• What is required: Reproduce all entries word for word.

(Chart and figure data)
——

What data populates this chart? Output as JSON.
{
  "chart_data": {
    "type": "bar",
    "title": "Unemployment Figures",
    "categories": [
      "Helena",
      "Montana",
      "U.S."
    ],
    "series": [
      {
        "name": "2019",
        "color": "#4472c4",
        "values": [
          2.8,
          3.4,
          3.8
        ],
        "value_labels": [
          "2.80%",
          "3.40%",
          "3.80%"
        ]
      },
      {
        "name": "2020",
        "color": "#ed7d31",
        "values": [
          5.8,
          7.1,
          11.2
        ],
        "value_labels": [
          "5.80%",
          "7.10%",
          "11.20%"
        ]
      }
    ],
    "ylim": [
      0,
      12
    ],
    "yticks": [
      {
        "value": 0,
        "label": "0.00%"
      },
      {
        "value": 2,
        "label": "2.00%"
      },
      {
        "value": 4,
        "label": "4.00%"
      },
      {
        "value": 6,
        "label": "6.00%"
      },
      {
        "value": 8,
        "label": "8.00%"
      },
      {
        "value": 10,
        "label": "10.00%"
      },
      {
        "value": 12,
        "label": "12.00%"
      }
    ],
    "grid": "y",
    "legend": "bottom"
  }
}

——

• Result of the exercise:
What data populates this chart? Output as JSON.
{
  "chart_data": {
    "type": "bar",
    "title": "Unemployment Figures",
    "categories": [
      "Helena",
      "Montana",
      "U.S."
    ],
    "series": [
      {
        "name": "2019",
        "color": "#4472c4",
        "values": [
          2.8,
          3.4,
          3.8
        ],
        "value_labels": [
          "2.80%",
          "3.40%",
          "3.80%"
        ]
      },
      {
        "name": "2020",
        "color": "#ed7d31",
        "values": [
          5.8,
          7.1,
          11.2
        ],
        "value_labels": [
          "5.80%",
          "7.10%",
          "11.20%"
        ]
      }
    ],
    "ylim": [
      0,
      12
    ],
    "yticks": [
      {
        "value": 0,
        "label": "0.00%"
      },
      {
        "value": 2,
        "label": "2.00%"
      },
      {
        "value": 4,
        "label": "4.00%"
      },
      {
        "value": 6,
        "label": "6.00%"
      },
      {
        "value": 8,
        "label": "8.00%"
      },
      {
        "value": 10,
        "label": "10.00%"
      },
      {
        "value": 12,
        "label": "12.00%"
      }
    ],
    "grid": "y",
    "legend": "bottom"
  }
}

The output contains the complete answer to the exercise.